(Stored data)
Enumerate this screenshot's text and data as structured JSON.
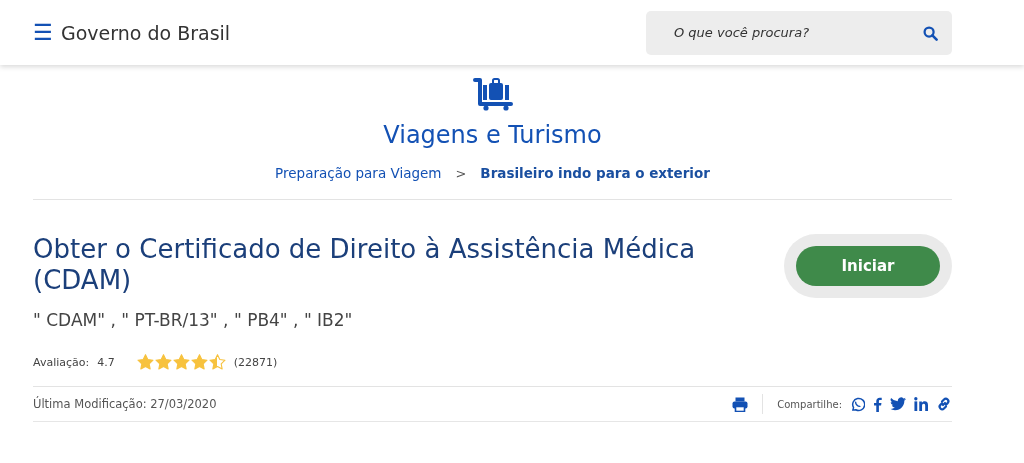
{
  "header": {
    "menu_icon": "☰",
    "site_name": "Governo do Brasil",
    "search": {
      "placeholder": "O que você procura?"
    }
  },
  "category": {
    "title": "Viagens e Turismo"
  },
  "breadcrumb": [
    {
      "label": "Preparação para Viagem",
      "current": false
    },
    {
      "label": "Brasileiro indo para o exterior",
      "current": true
    }
  ],
  "breadcrumb_separator": ">",
  "service": {
    "title": "Obter o Certificado de Direito à Assistência Médica (CDAM)",
    "aliases": "\" CDAM\" , \" PT-BR/13\" , \" PB4\" , \" IB2\"",
    "start_button": "Iniciar"
  },
  "rating": {
    "label": "Avaliação:",
    "score": "4.7",
    "stars": 4.5,
    "count": "(22871)"
  },
  "footer": {
    "last_modified": "Última Modificação: 27/03/2020",
    "share_label": "Compartilhe:"
  }
}
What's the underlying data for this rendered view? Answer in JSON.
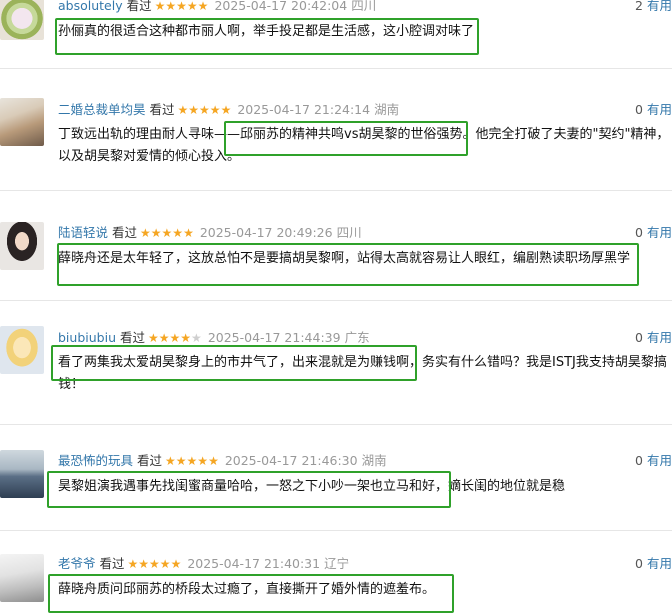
{
  "reviews": [
    {
      "user": "absolutely",
      "watched": "看过",
      "stars": "★★★★★",
      "stars_off": "",
      "date": "2025-04-17 20:42:04",
      "location": "四川",
      "useful_count": "2",
      "useful_label": "有用",
      "content": "孙俪真的很适合这种都市丽人啊，举手投足都是生活感，这小腔调对味了"
    },
    {
      "user": "二婚总裁单均昊",
      "watched": "看过",
      "stars": "★★★★★",
      "stars_off": "",
      "date": "2025-04-17 21:24:14",
      "location": "湖南",
      "useful_count": "0",
      "useful_label": "有用",
      "content": "丁致远出轨的理由耐人寻味——邱丽苏的精神共鸣vs胡昊黎的世俗强势。他完全打破了夫妻的\"契约\"精神，以及胡昊黎对爱情的倾心投入。"
    },
    {
      "user": "陆语轻说",
      "watched": "看过",
      "stars": "★★★★★",
      "stars_off": "",
      "date": "2025-04-17 20:49:26",
      "location": "四川",
      "useful_count": "0",
      "useful_label": "有用",
      "content": "薛晓舟还是太年轻了，这放总怕不是要搞胡昊黎啊，站得太高就容易让人眼红，编剧熟读职场厚黑学"
    },
    {
      "user": "biubiubiu",
      "watched": "看过",
      "stars": "★★★★",
      "stars_off": "★",
      "date": "2025-04-17 21:44:39",
      "location": "广东",
      "useful_count": "0",
      "useful_label": "有用",
      "content": "看了两集我太爱胡昊黎身上的市井气了，出来混就是为赚钱啊，务实有什么错吗？我是ISTJ我支持胡昊黎搞钱！"
    },
    {
      "user": "最恐怖的玩具",
      "watched": "看过",
      "stars": "★★★★★",
      "stars_off": "",
      "date": "2025-04-17 21:46:30",
      "location": "湖南",
      "useful_count": "0",
      "useful_label": "有用",
      "content": "昊黎姐演我遇事先找闺蜜商量哈哈，一怒之下小吵一架也立马和好，嫡长闺的地位就是稳"
    },
    {
      "user": "老爷爷",
      "watched": "看过",
      "stars": "★★★★★",
      "stars_off": "",
      "date": "2025-04-17 21:40:31",
      "location": "辽宁",
      "useful_count": "0",
      "useful_label": "有用",
      "content": "薛晓舟质问邱丽苏的桥段太过瘾了，直接撕开了婚外情的遮羞布。"
    }
  ],
  "colors": {
    "username": "#3377aa",
    "stars": "#f5a623",
    "highlight_box": "#2fa12a",
    "meta_gray": "#999999"
  }
}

▸ **AIM**: What is the number of lines that contain "JSON"? Reply with that number alone.

▸ **FINISHED EXERCISE**: 2